→ WHAT NEEDS TO BE DONE: Return the stretch of the listing from the line containing "b2d-x-ticks: 0 5" through the line containing "a3d-legend-marker — [893, 115, 904, 126]", repeating each line exactly.

════════════════════

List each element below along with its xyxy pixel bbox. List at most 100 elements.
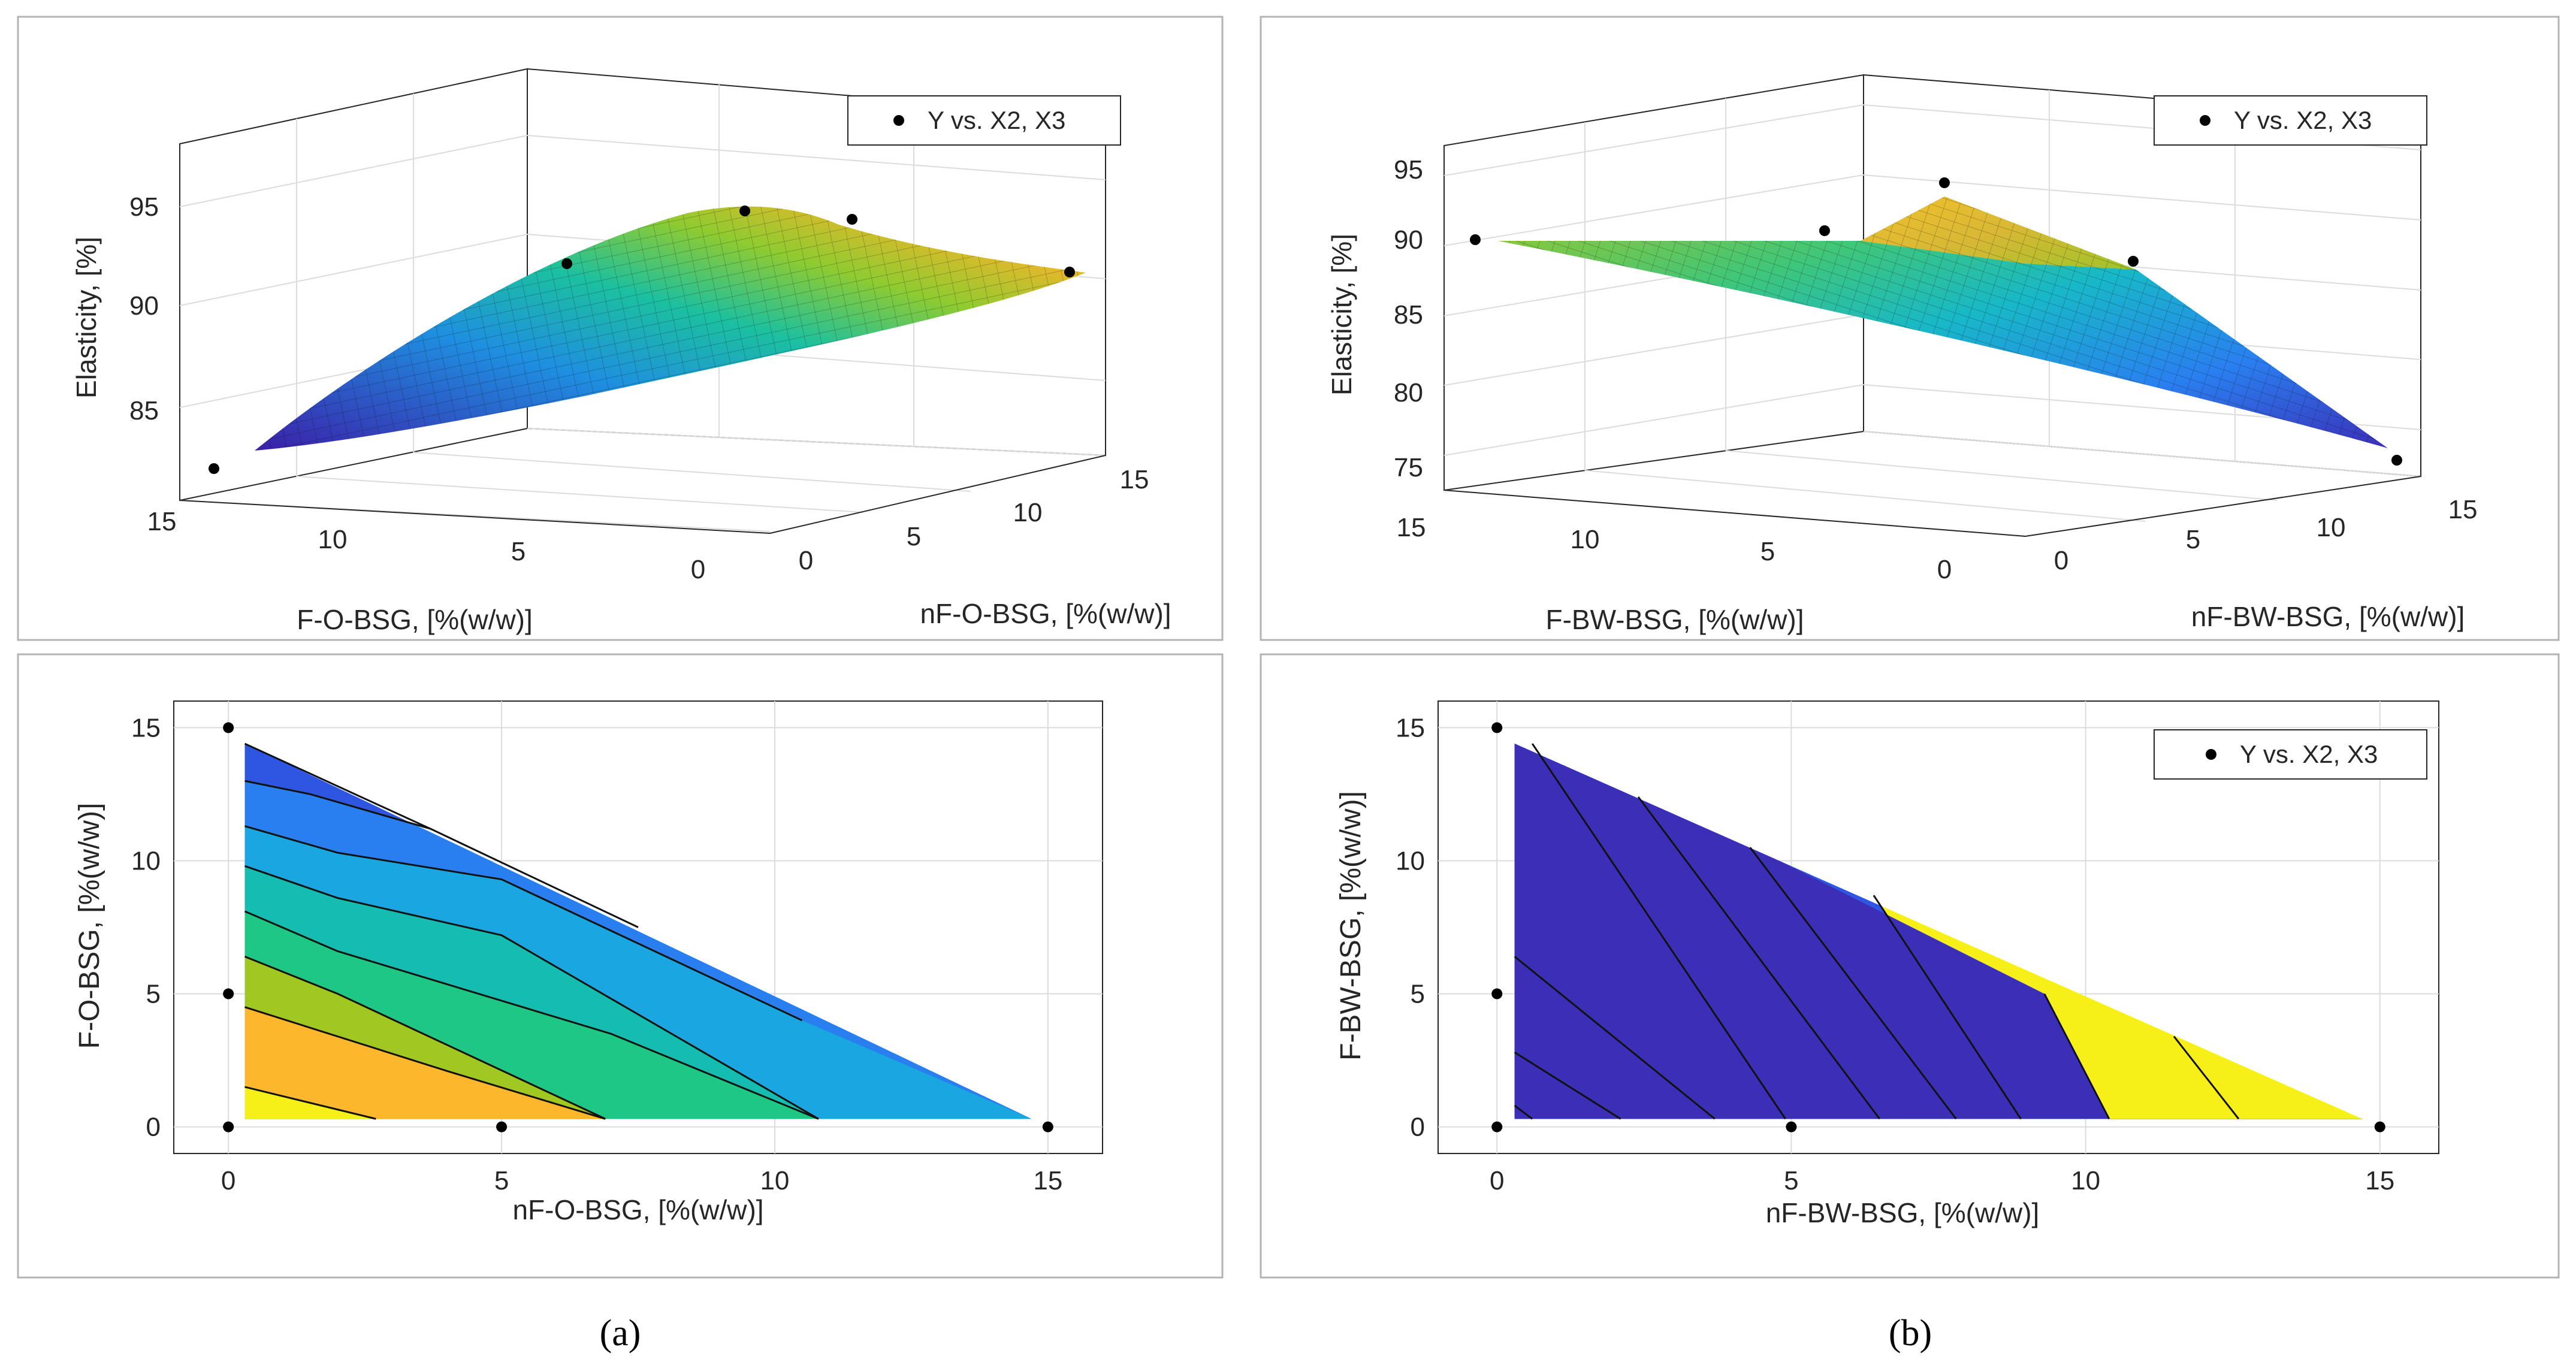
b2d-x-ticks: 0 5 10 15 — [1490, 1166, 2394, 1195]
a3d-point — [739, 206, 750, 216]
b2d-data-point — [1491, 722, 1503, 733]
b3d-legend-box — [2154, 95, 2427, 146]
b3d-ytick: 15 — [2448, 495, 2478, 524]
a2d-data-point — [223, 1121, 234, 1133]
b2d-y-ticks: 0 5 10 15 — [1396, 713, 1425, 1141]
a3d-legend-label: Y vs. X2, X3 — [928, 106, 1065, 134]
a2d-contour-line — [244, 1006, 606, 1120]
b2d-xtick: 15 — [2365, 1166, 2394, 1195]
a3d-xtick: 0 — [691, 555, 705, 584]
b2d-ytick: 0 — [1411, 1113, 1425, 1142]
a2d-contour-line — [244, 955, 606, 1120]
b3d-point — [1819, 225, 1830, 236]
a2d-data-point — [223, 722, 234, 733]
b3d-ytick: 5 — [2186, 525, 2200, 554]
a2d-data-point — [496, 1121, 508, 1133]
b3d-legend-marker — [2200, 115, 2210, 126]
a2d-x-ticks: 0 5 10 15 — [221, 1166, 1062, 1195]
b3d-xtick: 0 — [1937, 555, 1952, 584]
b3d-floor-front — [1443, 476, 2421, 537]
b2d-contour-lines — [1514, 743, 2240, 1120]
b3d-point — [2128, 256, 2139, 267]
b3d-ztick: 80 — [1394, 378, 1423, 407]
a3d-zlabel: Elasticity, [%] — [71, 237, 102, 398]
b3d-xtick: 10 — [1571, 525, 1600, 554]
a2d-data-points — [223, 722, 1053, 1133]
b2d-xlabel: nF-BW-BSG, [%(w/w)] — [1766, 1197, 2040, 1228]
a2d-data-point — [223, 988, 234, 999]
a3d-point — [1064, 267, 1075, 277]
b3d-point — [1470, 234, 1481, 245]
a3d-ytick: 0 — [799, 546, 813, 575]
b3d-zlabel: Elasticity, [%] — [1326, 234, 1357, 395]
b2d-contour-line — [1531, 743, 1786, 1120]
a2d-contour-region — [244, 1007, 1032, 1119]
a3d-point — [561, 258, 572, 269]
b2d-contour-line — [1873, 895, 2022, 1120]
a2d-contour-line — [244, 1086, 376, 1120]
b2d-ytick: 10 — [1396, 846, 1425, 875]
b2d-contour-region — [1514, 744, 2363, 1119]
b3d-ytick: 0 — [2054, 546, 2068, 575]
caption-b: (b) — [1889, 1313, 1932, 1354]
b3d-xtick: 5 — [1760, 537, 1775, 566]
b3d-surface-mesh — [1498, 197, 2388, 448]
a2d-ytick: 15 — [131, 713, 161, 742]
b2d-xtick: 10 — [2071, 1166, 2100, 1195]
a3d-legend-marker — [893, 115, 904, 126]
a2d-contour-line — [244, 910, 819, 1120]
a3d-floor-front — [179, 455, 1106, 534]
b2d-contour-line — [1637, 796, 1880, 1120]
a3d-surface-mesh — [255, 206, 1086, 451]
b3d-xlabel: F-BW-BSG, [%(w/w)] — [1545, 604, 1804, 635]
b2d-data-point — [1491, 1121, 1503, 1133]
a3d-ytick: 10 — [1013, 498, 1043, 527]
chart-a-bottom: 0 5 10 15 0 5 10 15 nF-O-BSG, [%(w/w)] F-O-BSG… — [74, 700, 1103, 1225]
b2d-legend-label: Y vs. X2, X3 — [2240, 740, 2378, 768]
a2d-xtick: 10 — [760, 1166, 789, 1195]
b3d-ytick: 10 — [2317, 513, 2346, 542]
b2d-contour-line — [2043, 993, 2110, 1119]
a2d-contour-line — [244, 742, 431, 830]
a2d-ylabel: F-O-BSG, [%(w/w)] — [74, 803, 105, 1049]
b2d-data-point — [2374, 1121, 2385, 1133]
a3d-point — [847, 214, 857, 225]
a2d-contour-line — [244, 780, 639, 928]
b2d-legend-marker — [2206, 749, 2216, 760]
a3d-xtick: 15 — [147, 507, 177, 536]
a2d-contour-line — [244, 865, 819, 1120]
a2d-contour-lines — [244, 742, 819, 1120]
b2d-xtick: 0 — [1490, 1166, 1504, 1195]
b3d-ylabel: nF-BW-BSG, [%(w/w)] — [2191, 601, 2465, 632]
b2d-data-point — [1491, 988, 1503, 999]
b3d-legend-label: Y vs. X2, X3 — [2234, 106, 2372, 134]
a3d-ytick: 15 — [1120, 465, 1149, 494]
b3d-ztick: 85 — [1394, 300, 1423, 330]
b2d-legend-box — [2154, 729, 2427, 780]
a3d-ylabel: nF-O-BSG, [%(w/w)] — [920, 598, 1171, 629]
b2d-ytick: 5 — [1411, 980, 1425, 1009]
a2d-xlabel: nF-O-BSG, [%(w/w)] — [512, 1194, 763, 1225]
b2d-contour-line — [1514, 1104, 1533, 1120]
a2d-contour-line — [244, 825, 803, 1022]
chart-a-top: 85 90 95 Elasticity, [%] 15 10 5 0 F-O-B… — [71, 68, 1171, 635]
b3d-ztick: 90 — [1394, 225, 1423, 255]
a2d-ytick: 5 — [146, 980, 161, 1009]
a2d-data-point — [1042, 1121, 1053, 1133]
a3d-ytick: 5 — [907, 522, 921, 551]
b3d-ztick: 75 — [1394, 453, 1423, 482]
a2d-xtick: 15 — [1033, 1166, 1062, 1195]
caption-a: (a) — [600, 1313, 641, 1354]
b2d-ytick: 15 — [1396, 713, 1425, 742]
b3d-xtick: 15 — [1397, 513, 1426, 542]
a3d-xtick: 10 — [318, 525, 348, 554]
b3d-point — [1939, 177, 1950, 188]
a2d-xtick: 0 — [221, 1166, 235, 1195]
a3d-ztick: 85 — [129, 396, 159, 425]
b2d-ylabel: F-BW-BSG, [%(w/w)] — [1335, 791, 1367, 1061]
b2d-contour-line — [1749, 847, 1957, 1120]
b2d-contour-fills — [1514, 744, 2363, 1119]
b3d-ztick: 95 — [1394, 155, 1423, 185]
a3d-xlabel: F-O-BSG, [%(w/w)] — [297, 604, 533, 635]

════════════════════

→ SOLUTION TO THE PROBLEM:
b2d-x-ticks: 0 5 10 15 — [1490, 1166, 2394, 1195]
a3d-point — [739, 206, 750, 216]
b2d-data-point — [1491, 722, 1503, 733]
b3d-legend-box — [2154, 95, 2427, 146]
b3d-ytick: 15 — [2448, 495, 2478, 524]
a2d-data-point — [223, 1121, 234, 1133]
b2d-y-ticks: 0 5 10 15 — [1396, 713, 1425, 1141]
a3d-legend-label: Y vs. X2, X3 — [928, 106, 1065, 134]
a2d-contour-line — [244, 1006, 606, 1120]
b2d-xtick: 15 — [2365, 1166, 2394, 1195]
a3d-xtick: 0 — [691, 555, 705, 584]
b2d-ytick: 0 — [1411, 1113, 1425, 1142]
a2d-contour-line — [244, 955, 606, 1120]
b3d-point — [1819, 225, 1830, 236]
a2d-data-point — [223, 722, 234, 733]
b3d-ytick: 5 — [2186, 525, 2200, 554]
a2d-data-point — [496, 1121, 508, 1133]
b3d-legend-marker — [2200, 115, 2210, 126]
a2d-x-ticks: 0 5 10 15 — [221, 1166, 1062, 1195]
b3d-xtick: 0 — [1937, 555, 1952, 584]
b3d-floor-front — [1443, 476, 2421, 537]
b2d-contour-lines — [1514, 743, 2240, 1120]
b3d-point — [2128, 256, 2139, 267]
b3d-ztick: 80 — [1394, 378, 1423, 407]
a3d-zlabel: Elasticity, [%] — [71, 237, 102, 398]
b3d-xtick: 10 — [1571, 525, 1600, 554]
a2d-data-points — [223, 722, 1053, 1133]
b2d-xlabel: nF-BW-BSG, [%(w/w)] — [1766, 1197, 2040, 1228]
a2d-data-point — [223, 988, 234, 999]
a3d-point — [1064, 267, 1075, 277]
b3d-point — [1470, 234, 1481, 245]
a3d-ytick: 0 — [799, 546, 813, 575]
b3d-zlabel: Elasticity, [%] — [1326, 234, 1357, 395]
b2d-contour-line — [1531, 743, 1786, 1120]
a2d-contour-region — [244, 1007, 1032, 1119]
a3d-point — [561, 258, 572, 269]
b2d-contour-line — [1873, 895, 2022, 1120]
a2d-contour-line — [244, 1086, 376, 1120]
b2d-ytick: 10 — [1396, 846, 1425, 875]
b2d-contour-region — [1514, 744, 2363, 1119]
b3d-ytick: 0 — [2054, 546, 2068, 575]
caption-b: (b) — [1889, 1313, 1932, 1354]
b3d-xtick: 5 — [1760, 537, 1775, 566]
b3d-surface-mesh — [1498, 197, 2388, 448]
a2d-ytick: 15 — [131, 713, 161, 742]
b2d-xtick: 10 — [2071, 1166, 2100, 1195]
a3d-legend-marker — [893, 115, 904, 126]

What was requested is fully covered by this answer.